### REQUIRED WORK
Copy each line that contains the string "ylabel".

(Stored data)
□ □ □ □
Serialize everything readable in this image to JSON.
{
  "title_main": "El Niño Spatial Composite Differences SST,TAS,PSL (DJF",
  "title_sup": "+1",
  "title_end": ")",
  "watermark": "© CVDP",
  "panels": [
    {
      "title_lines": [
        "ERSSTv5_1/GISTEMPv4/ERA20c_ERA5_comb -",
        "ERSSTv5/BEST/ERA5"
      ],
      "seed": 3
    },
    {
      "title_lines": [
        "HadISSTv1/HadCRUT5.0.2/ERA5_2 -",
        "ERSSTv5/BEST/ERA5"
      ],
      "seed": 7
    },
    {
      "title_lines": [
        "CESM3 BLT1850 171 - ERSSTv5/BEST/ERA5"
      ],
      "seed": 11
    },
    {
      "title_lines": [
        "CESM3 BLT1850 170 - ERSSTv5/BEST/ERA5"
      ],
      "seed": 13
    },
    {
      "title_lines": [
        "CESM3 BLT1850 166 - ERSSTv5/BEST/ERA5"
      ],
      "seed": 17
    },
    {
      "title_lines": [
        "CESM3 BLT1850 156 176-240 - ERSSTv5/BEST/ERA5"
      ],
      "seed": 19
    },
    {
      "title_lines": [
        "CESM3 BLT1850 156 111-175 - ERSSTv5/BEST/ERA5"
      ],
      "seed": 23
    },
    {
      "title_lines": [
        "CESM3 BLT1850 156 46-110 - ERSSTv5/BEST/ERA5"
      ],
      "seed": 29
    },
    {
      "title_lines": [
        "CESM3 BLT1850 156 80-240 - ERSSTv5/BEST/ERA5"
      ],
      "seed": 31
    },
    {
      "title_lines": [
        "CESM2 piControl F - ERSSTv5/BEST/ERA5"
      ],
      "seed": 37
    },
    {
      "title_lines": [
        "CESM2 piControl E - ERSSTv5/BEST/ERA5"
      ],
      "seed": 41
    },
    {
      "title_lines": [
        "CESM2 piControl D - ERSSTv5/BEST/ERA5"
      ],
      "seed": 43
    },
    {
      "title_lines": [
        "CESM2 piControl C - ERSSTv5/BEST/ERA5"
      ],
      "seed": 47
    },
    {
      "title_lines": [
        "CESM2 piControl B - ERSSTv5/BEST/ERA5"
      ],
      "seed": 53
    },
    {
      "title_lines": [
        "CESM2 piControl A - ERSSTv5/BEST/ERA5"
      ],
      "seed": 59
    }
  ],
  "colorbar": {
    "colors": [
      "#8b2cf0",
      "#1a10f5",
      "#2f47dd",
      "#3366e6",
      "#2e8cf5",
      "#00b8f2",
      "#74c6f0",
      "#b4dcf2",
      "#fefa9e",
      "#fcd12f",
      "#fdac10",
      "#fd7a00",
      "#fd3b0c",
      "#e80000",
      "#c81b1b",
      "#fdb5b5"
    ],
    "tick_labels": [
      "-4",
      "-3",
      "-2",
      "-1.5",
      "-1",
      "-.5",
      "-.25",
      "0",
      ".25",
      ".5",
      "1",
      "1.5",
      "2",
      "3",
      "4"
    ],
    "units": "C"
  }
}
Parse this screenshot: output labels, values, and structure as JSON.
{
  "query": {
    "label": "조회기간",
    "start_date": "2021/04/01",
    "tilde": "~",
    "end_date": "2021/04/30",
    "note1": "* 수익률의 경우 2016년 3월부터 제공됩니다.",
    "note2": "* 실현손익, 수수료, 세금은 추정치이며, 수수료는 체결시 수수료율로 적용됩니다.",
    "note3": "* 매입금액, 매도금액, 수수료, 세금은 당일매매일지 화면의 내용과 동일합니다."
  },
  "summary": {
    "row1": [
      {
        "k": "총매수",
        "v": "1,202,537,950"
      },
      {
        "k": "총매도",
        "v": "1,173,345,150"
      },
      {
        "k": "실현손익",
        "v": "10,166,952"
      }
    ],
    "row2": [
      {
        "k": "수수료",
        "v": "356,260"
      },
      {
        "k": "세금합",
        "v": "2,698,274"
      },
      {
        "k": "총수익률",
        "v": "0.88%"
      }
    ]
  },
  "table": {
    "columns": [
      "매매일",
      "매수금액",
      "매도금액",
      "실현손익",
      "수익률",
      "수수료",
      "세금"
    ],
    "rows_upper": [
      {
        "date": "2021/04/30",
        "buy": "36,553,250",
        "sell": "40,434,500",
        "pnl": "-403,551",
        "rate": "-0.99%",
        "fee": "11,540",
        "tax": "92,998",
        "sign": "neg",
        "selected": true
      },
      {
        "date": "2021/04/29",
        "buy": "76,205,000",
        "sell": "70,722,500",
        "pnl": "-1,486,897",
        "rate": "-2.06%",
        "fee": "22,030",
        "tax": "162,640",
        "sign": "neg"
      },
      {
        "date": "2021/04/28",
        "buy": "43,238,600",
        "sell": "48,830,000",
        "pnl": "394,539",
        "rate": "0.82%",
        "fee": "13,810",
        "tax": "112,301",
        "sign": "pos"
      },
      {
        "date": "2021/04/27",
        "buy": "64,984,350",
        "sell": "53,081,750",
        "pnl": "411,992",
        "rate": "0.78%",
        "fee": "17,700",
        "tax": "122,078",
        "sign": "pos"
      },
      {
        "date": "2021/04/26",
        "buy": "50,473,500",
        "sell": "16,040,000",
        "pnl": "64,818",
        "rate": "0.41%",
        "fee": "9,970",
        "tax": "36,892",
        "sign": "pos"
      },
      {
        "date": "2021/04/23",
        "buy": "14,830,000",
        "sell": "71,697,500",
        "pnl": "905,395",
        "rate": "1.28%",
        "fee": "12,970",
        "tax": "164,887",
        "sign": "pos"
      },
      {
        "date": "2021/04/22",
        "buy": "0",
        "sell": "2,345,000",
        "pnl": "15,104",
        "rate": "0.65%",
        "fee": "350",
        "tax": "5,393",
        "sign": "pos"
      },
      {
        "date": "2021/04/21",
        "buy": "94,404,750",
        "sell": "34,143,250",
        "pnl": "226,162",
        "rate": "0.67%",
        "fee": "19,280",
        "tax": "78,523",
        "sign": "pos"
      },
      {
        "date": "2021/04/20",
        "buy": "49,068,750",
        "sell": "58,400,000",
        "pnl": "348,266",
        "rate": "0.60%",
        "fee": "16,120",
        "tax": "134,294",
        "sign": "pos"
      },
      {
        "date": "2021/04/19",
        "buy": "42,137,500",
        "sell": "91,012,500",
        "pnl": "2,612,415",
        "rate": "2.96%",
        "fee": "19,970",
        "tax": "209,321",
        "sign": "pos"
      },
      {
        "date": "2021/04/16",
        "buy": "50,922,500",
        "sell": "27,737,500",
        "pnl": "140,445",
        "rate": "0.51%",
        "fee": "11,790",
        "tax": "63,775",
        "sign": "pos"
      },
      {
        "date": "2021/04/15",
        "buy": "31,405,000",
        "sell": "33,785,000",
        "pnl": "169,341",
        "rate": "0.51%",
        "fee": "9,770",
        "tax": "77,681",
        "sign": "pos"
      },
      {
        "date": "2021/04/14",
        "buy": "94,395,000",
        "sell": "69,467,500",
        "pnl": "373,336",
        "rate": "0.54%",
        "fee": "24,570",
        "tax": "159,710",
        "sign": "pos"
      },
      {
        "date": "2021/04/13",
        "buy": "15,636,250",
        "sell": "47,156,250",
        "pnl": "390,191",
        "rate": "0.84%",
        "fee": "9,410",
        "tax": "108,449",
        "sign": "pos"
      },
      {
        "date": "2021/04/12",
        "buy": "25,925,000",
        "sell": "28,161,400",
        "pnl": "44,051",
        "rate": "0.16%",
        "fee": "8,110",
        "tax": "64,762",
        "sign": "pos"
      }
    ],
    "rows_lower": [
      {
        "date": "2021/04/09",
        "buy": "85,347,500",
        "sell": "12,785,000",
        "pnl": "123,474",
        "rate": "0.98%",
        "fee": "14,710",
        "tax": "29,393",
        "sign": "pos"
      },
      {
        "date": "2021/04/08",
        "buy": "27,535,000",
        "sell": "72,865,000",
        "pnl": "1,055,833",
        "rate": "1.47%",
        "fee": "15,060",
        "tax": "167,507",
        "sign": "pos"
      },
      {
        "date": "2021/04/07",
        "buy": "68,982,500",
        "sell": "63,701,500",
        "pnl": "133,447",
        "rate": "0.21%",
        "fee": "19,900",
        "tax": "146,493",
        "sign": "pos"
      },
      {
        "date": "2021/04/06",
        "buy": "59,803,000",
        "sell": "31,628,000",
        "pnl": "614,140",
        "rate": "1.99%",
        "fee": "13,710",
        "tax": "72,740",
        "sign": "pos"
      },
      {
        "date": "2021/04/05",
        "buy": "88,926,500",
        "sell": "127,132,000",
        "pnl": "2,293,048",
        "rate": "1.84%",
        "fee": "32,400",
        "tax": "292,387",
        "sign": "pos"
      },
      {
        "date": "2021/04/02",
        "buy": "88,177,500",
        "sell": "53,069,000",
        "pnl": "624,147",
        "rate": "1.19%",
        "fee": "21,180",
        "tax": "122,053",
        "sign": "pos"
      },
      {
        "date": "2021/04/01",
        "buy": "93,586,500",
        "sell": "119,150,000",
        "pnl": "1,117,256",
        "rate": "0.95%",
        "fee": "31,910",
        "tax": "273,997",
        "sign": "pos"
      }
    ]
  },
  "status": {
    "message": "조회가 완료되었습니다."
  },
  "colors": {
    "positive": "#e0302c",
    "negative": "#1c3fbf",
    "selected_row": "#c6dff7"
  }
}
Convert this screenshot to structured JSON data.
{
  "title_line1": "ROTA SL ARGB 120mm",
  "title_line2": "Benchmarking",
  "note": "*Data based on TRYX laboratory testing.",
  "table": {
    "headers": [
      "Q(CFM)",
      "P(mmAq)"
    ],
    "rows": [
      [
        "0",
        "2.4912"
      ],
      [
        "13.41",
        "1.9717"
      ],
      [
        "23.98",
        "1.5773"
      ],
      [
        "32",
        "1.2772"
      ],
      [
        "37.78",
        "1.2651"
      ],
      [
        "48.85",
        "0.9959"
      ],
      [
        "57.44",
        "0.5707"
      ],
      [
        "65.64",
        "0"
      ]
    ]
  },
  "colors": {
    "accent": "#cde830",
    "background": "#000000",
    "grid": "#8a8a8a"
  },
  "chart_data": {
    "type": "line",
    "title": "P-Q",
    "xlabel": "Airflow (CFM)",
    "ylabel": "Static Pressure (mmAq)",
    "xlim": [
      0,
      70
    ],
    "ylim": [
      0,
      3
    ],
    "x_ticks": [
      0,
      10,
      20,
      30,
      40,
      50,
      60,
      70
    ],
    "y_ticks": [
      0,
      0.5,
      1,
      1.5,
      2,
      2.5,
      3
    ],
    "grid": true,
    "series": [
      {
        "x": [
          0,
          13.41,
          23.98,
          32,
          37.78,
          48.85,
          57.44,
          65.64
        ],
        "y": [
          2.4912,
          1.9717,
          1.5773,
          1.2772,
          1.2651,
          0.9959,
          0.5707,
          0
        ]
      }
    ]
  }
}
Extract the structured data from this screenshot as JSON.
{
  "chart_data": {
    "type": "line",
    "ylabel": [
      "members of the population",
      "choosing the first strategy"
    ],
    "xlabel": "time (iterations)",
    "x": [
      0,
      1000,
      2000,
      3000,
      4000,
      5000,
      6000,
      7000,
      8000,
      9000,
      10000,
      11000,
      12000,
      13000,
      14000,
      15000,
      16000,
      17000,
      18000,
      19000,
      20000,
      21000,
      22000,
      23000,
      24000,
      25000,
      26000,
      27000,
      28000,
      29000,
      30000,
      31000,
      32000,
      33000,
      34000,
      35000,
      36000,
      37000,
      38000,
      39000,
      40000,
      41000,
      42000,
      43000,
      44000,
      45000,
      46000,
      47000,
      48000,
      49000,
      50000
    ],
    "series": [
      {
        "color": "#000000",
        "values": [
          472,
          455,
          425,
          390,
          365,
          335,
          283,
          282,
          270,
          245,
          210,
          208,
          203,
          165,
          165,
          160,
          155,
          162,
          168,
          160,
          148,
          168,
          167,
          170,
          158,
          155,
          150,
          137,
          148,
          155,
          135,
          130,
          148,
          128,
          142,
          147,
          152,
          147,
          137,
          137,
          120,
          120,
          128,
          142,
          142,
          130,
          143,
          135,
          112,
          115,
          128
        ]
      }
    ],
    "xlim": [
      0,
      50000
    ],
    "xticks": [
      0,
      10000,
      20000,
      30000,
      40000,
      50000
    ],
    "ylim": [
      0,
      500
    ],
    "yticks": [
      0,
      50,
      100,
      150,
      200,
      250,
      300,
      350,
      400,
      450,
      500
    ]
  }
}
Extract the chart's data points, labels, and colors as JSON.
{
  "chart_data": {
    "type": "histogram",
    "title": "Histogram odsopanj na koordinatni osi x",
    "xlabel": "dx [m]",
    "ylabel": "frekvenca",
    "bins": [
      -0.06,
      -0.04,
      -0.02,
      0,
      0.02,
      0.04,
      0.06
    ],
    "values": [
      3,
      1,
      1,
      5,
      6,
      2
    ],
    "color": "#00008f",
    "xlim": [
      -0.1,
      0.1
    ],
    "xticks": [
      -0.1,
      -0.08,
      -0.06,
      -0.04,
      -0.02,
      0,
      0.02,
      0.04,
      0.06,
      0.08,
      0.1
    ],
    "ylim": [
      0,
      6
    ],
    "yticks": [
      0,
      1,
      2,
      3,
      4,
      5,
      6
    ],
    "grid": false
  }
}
□ □ □ □
### REPLY
    "ylabel": "Static Pressure (mmAq)",
    "ylabel": [
    "ylabel": "frekvenca",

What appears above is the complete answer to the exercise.